### Set task
Repeat the records below exactly, leaving out every picture.

### Listing
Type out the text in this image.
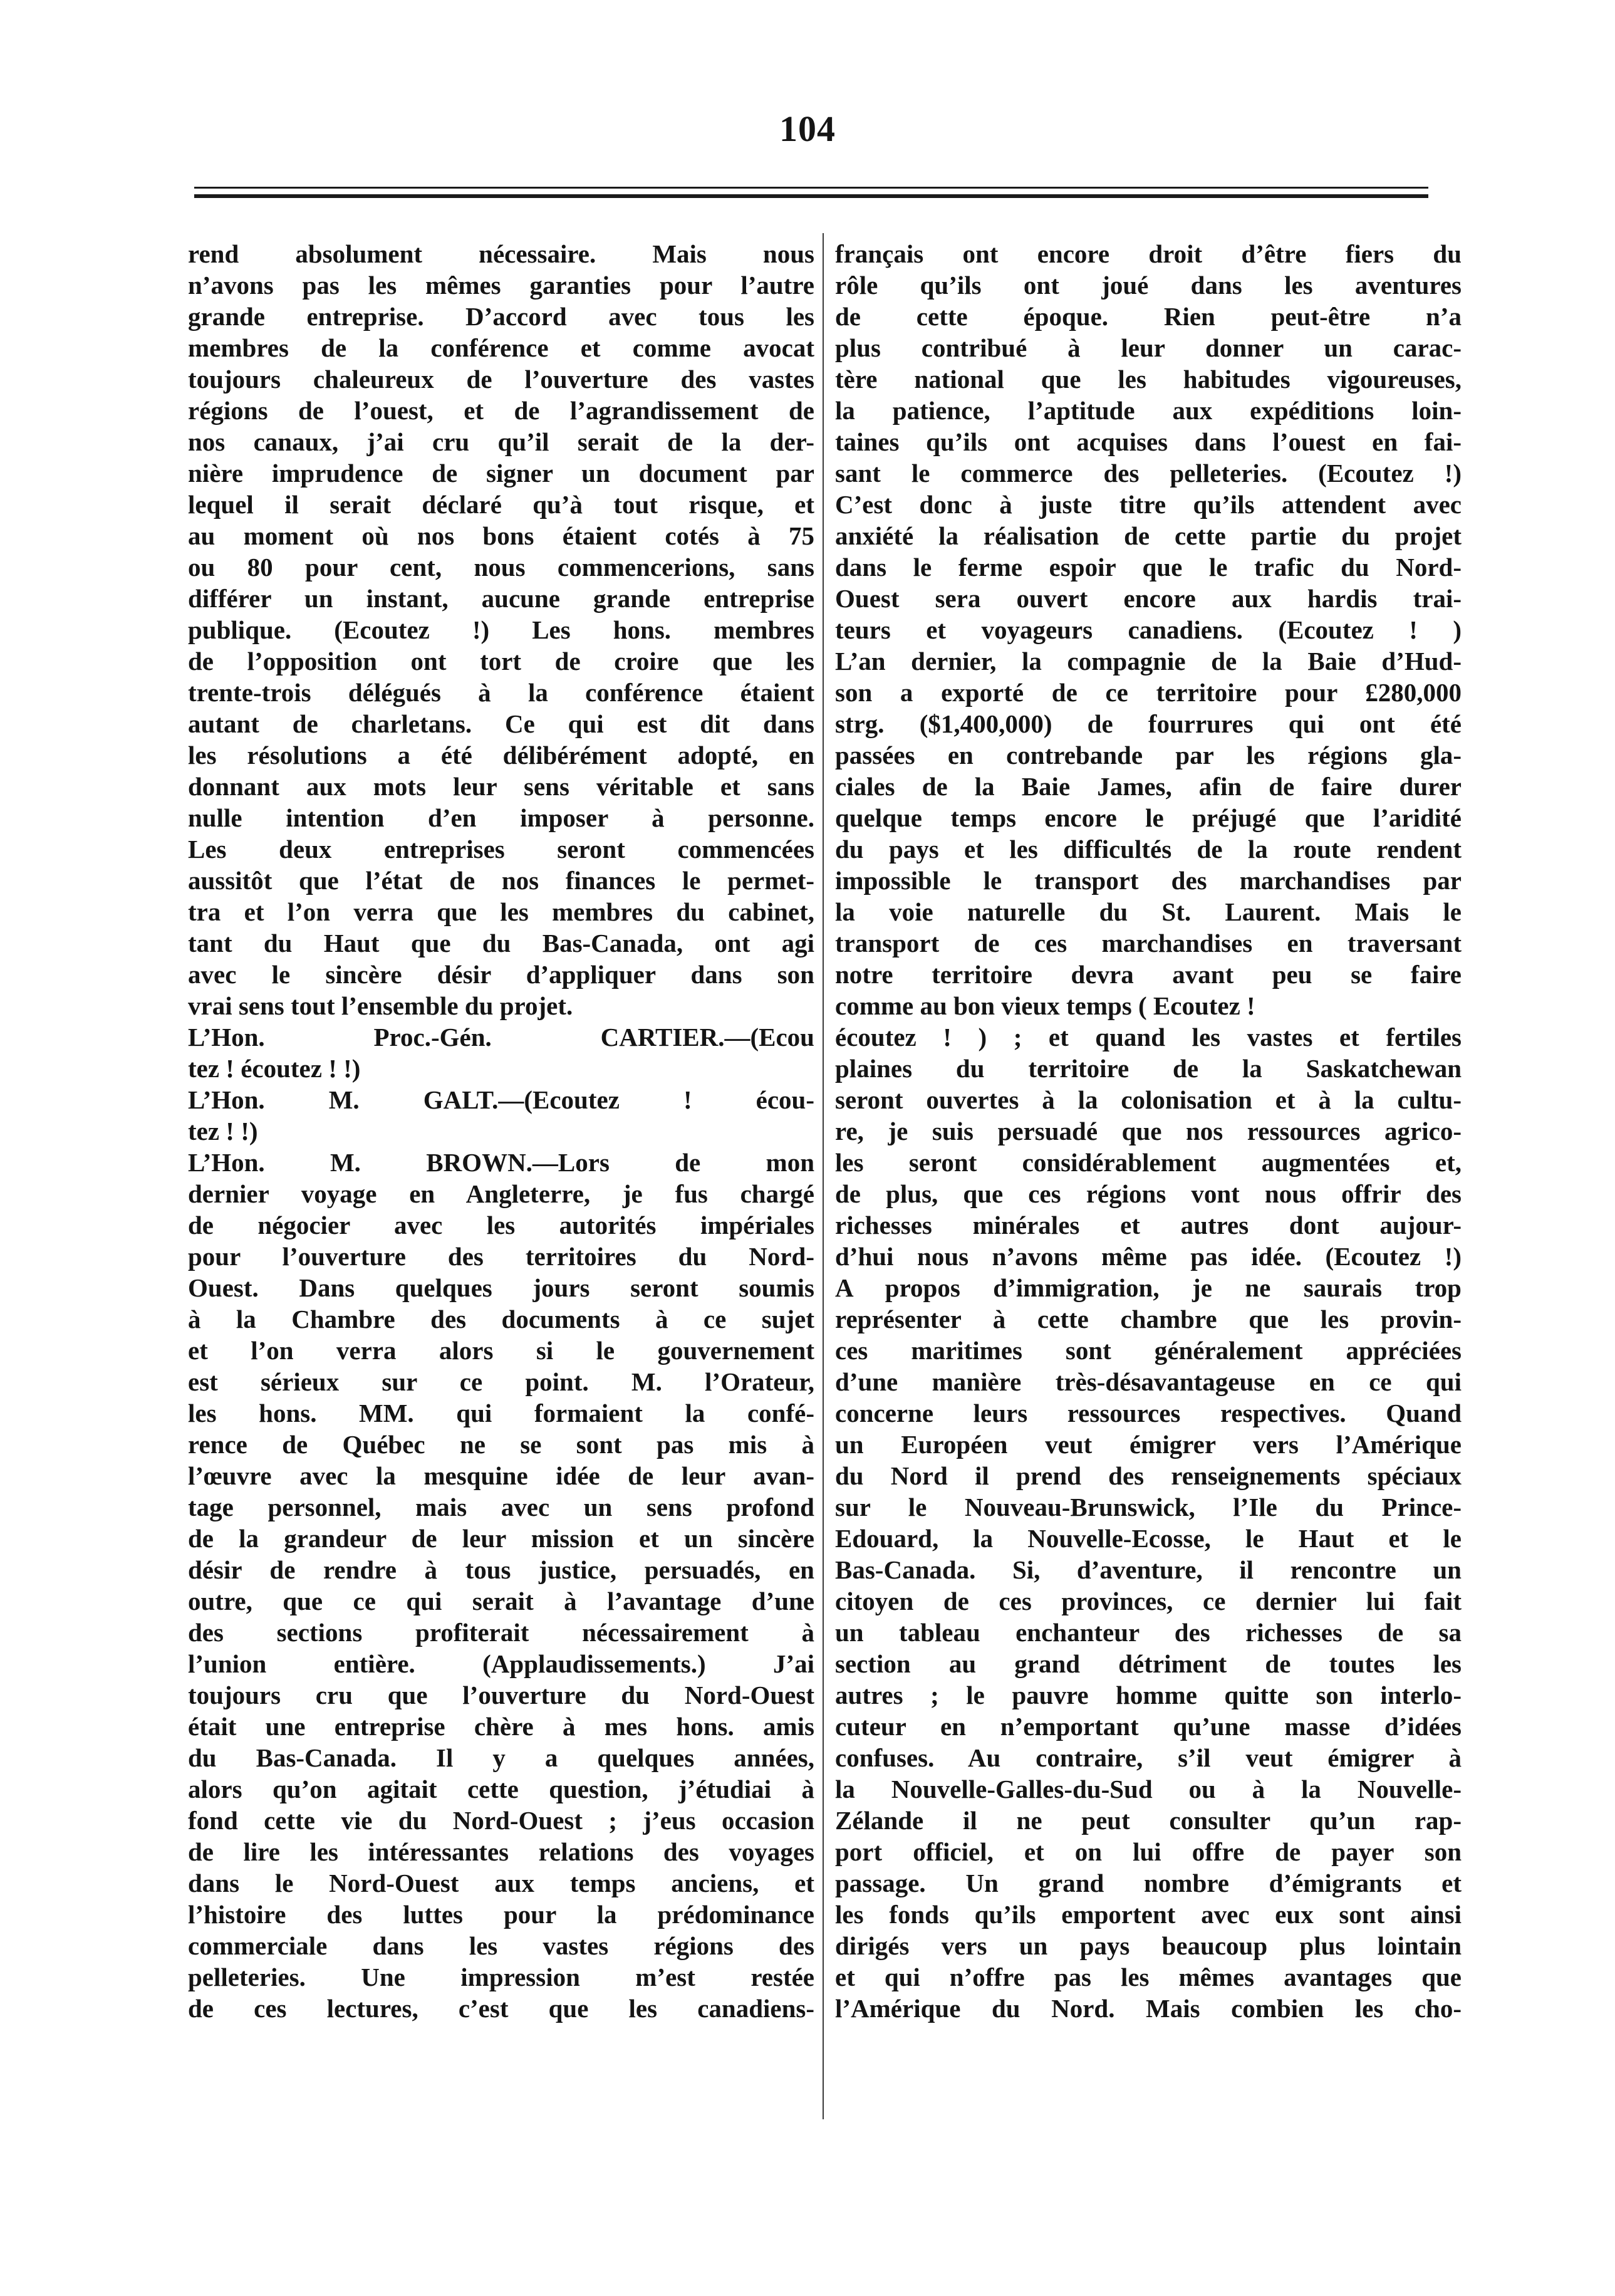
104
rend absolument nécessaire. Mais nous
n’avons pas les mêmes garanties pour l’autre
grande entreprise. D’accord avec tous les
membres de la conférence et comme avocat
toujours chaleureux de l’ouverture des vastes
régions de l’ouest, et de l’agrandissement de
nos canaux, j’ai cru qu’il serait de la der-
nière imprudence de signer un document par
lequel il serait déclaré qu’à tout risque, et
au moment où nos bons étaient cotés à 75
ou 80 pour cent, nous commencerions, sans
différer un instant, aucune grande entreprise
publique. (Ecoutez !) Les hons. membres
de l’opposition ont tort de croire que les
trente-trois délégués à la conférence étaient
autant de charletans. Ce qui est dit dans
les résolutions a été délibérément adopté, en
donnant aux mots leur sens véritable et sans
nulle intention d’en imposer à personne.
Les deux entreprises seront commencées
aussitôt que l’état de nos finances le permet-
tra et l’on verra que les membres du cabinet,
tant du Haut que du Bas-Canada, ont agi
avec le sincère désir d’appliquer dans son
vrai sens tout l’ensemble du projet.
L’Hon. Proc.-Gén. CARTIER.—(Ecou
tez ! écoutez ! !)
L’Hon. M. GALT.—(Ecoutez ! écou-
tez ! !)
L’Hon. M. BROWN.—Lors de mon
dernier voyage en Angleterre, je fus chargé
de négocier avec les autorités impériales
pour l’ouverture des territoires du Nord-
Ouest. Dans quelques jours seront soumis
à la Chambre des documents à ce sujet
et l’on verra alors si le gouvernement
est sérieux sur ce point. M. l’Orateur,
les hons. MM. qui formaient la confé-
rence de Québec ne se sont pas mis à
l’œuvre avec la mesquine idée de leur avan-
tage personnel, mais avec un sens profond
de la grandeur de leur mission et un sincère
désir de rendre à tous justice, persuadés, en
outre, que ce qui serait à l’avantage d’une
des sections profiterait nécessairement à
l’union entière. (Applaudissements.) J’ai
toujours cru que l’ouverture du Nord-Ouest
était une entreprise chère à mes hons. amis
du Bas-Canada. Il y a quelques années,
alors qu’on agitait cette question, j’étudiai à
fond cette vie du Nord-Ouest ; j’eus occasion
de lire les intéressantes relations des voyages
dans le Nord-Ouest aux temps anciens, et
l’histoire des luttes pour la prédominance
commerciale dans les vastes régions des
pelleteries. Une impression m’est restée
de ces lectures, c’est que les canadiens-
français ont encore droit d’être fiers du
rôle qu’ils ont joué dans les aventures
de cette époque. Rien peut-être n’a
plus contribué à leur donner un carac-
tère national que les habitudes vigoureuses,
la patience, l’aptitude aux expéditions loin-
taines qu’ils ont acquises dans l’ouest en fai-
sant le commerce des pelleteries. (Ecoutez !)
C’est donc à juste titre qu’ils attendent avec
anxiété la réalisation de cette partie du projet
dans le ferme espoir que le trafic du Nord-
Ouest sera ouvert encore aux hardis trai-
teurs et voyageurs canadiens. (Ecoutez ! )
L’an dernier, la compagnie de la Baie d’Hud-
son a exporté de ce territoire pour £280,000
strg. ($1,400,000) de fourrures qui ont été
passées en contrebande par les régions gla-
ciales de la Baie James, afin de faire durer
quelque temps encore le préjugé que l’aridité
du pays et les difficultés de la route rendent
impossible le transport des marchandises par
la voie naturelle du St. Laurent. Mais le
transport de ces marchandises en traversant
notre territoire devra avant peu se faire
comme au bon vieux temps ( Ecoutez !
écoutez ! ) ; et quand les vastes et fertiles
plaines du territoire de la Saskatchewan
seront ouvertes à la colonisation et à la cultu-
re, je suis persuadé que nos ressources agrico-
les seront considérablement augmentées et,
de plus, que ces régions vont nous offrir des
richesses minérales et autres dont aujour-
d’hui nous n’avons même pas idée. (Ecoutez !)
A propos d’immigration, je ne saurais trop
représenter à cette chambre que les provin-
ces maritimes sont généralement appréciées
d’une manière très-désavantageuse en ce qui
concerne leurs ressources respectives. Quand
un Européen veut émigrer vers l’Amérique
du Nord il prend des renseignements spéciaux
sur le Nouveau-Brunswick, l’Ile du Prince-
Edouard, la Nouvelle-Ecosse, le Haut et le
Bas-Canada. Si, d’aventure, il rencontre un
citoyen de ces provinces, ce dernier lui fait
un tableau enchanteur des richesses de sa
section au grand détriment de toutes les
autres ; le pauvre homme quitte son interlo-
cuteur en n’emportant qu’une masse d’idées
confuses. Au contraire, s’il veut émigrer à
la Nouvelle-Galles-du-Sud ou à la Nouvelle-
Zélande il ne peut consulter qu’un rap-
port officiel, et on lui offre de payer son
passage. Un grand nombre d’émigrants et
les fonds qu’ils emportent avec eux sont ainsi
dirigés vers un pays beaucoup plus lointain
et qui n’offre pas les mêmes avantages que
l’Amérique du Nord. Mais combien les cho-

### Output for this exercise
Type out the text in this image.
104
rend absolument nécessaire. Mais nous
n’avons pas les mêmes garanties pour l’autre
grande entreprise. D’accord avec tous les
membres de la conférence et comme avocat
toujours chaleureux de l’ouverture des vastes
régions de l’ouest, et de l’agrandissement de
nos canaux, j’ai cru qu’il serait de la der-
nière imprudence de signer un document par
lequel il serait déclaré qu’à tout risque, et
au moment où nos bons étaient cotés à 75
ou 80 pour cent, nous commencerions, sans
différer un instant, aucune grande entreprise
publique. (Ecoutez !) Les hons. membres
de l’opposition ont tort de croire que les
trente-trois délégués à la conférence étaient
autant de charletans. Ce qui est dit dans
les résolutions a été délibérément adopté, en
donnant aux mots leur sens véritable et sans
nulle intention d’en imposer à personne.
Les deux entreprises seront commencées
aussitôt que l’état de nos finances le permet-
tra et l’on verra que les membres du cabinet,
tant du Haut que du Bas-Canada, ont agi
avec le sincère désir d’appliquer dans son
vrai sens tout l’ensemble du projet.
L’Hon. Proc.-Gén. CARTIER.—(Ecou
tez ! écoutez ! !)
L’Hon. M. GALT.—(Ecoutez ! écou-
tez ! !)
L’Hon. M. BROWN.—Lors de mon
dernier voyage en Angleterre, je fus chargé
de négocier avec les autorités impériales
pour l’ouverture des territoires du Nord-
Ouest. Dans quelques jours seront soumis
à la Chambre des documents à ce sujet
et l’on verra alors si le gouvernement
est sérieux sur ce point. M. l’Orateur,
les hons. MM. qui formaient la confé-
rence de Québec ne se sont pas mis à
l’œuvre avec la mesquine idée de leur avan-
tage personnel, mais avec un sens profond
de la grandeur de leur mission et un sincère
désir de rendre à tous justice, persuadés, en
outre, que ce qui serait à l’avantage d’une
des sections profiterait nécessairement à
l’union entière. (Applaudissements.) J’ai
toujours cru que l’ouverture du Nord-Ouest
était une entreprise chère à mes hons. amis
du Bas-Canada. Il y a quelques années,
alors qu’on agitait cette question, j’étudiai à
fond cette vie du Nord-Ouest ; j’eus occasion
de lire les intéressantes relations des voyages
dans le Nord-Ouest aux temps anciens, et
l’histoire des luttes pour la prédominance
commerciale dans les vastes régions des
pelleteries. Une impression m’est restée
de ces lectures, c’est que les canadiens-
français ont encore droit d’être fiers du
rôle qu’ils ont joué dans les aventures
de cette époque. Rien peut-être n’a
plus contribué à leur donner un carac-
tère national que les habitudes vigoureuses,
la patience, l’aptitude aux expéditions loin-
taines qu’ils ont acquises dans l’ouest en fai-
sant le commerce des pelleteries. (Ecoutez !)
C’est donc à juste titre qu’ils attendent avec
anxiété la réalisation de cette partie du projet
dans le ferme espoir que le trafic du Nord-
Ouest sera ouvert encore aux hardis trai-
teurs et voyageurs canadiens. (Ecoutez ! )
L’an dernier, la compagnie de la Baie d’Hud-
son a exporté de ce territoire pour £280,000
strg. ($1,400,000) de fourrures qui ont été
passées en contrebande par les régions gla-
ciales de la Baie James, afin de faire durer
quelque temps encore le préjugé que l’aridité
du pays et les difficultés de la route rendent
impossible le transport des marchandises par
la voie naturelle du St. Laurent. Mais le
transport de ces marchandises en traversant
notre territoire devra avant peu se faire
comme au bon vieux temps ( Ecoutez !
écoutez ! ) ; et quand les vastes et fertiles
plaines du territoire de la Saskatchewan
seront ouvertes à la colonisation et à la cultu-
re, je suis persuadé que nos ressources agrico-
les seront considérablement augmentées et,
de plus, que ces régions vont nous offrir des
richesses minérales et autres dont aujour-
d’hui nous n’avons même pas idée. (Ecoutez !)
A propos d’immigration, je ne saurais trop
représenter à cette chambre que les provin-
ces maritimes sont généralement appréciées
d’une manière très-désavantageuse en ce qui
concerne leurs ressources respectives. Quand
un Européen veut émigrer vers l’Amérique
du Nord il prend des renseignements spéciaux
sur le Nouveau-Brunswick, l’Ile du Prince-
Edouard, la Nouvelle-Ecosse, le Haut et le
Bas-Canada. Si, d’aventure, il rencontre un
citoyen de ces provinces, ce dernier lui fait
un tableau enchanteur des richesses de sa
section au grand détriment de toutes les
autres ; le pauvre homme quitte son interlo-
cuteur en n’emportant qu’une masse d’idées
confuses. Au contraire, s’il veut émigrer à
la Nouvelle-Galles-du-Sud ou à la Nouvelle-
Zélande il ne peut consulter qu’un rap-
port officiel, et on lui offre de payer son
passage. Un grand nombre d’émigrants et
les fonds qu’ils emportent avec eux sont ainsi
dirigés vers un pays beaucoup plus lointain
et qui n’offre pas les mêmes avantages que
l’Amérique du Nord. Mais combien les cho-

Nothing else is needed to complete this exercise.